Exercise task:
Leave out every picture, then transcribe the rest of the listing exactly.

╭─ Source records

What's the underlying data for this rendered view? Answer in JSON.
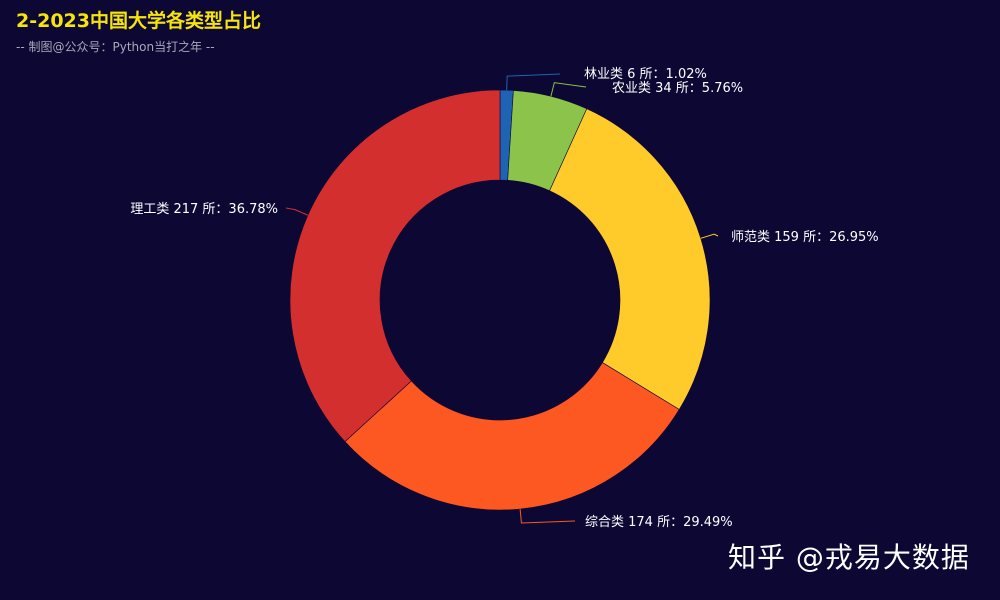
{
  "title": "2-2023中国大学各类型占比",
  "subtitle": "-- 制图@公众号：Python当打之年 --",
  "watermark": "知乎 @戎易大数据",
  "colors": {
    "background": "#0d0733",
    "title": "#f5e50b"
  },
  "chart_data": {
    "type": "pie",
    "donut": true,
    "slices": [
      {
        "name": "林业类",
        "value": 6,
        "percent": 1.02,
        "label": "林业类 6 所：1.02%",
        "color": "#1f64b4"
      },
      {
        "name": "农业类",
        "value": 34,
        "percent": 5.76,
        "label": "农业类 34 所：5.76%",
        "color": "#8cc34a"
      },
      {
        "name": "师范类",
        "value": 159,
        "percent": 26.95,
        "label": "师范类 159 所：26.95%",
        "color": "#fecb2a"
      },
      {
        "name": "综合类",
        "value": 174,
        "percent": 29.49,
        "label": "综合类 174 所：29.49%",
        "color": "#fd5722"
      },
      {
        "name": "理工类",
        "value": 217,
        "percent": 36.78,
        "label": "理工类 217 所：36.78%",
        "color": "#d32f2f"
      }
    ]
  }
}
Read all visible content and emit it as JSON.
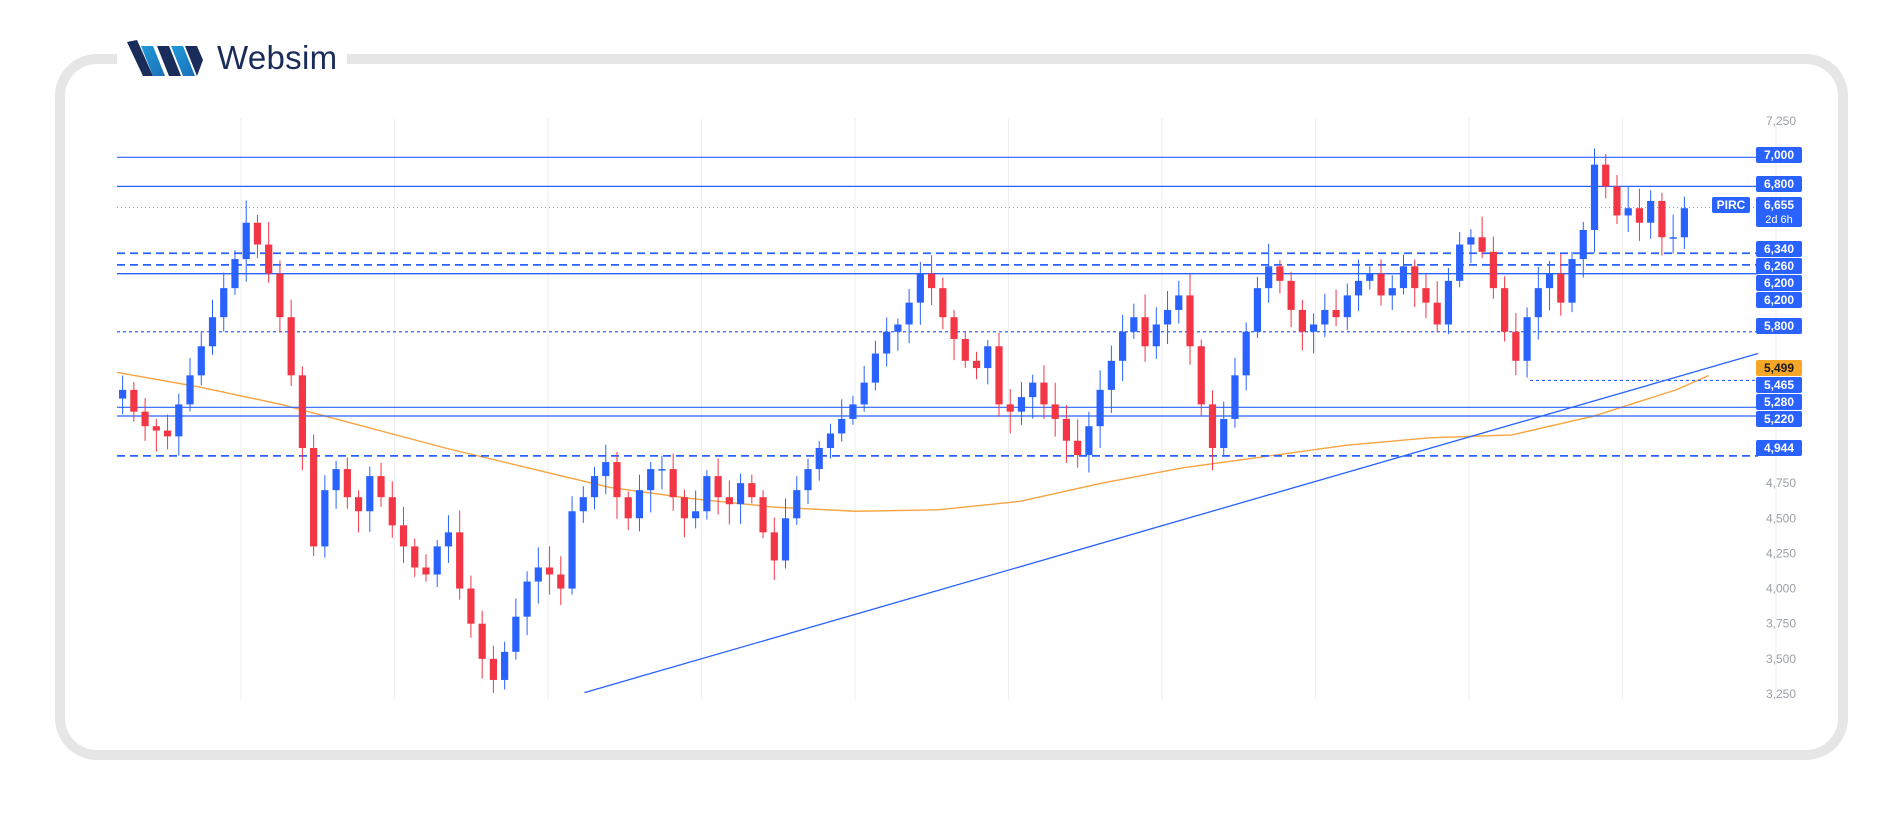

╰─

Answer to this problem:
What's the underlying data for this rendered view? Answer in JSON.
{
  "title": "2-2023中国大学各类型占比",
  "subtitle": "-- 制图@公众号：Python当打之年 --",
  "watermark": "知乎 @戎易大数据",
  "colors": {
    "background": "#0d0733",
    "title": "#f5e50b"
  },
  "chart_data": {
    "type": "pie",
    "donut": true,
    "slices": [
      {
        "name": "林业类",
        "value": 6,
        "percent": 1.02,
        "label": "林业类 6 所：1.02%",
        "color": "#1f64b4"
      },
      {
        "name": "农业类",
        "value": 34,
        "percent": 5.76,
        "label": "农业类 34 所：5.76%",
        "color": "#8cc34a"
      },
      {
        "name": "师范类",
        "value": 159,
        "percent": 26.95,
        "label": "师范类 159 所：26.95%",
        "color": "#fecb2a"
      },
      {
        "name": "综合类",
        "value": 174,
        "percent": 29.49,
        "label": "综合类 174 所：29.49%",
        "color": "#fd5722"
      },
      {
        "name": "理工类",
        "value": 217,
        "percent": 36.78,
        "label": "理工类 217 所：36.78%",
        "color": "#d32f2f"
      }
    ]
  }
}
Read all visible content and emit it as JSON.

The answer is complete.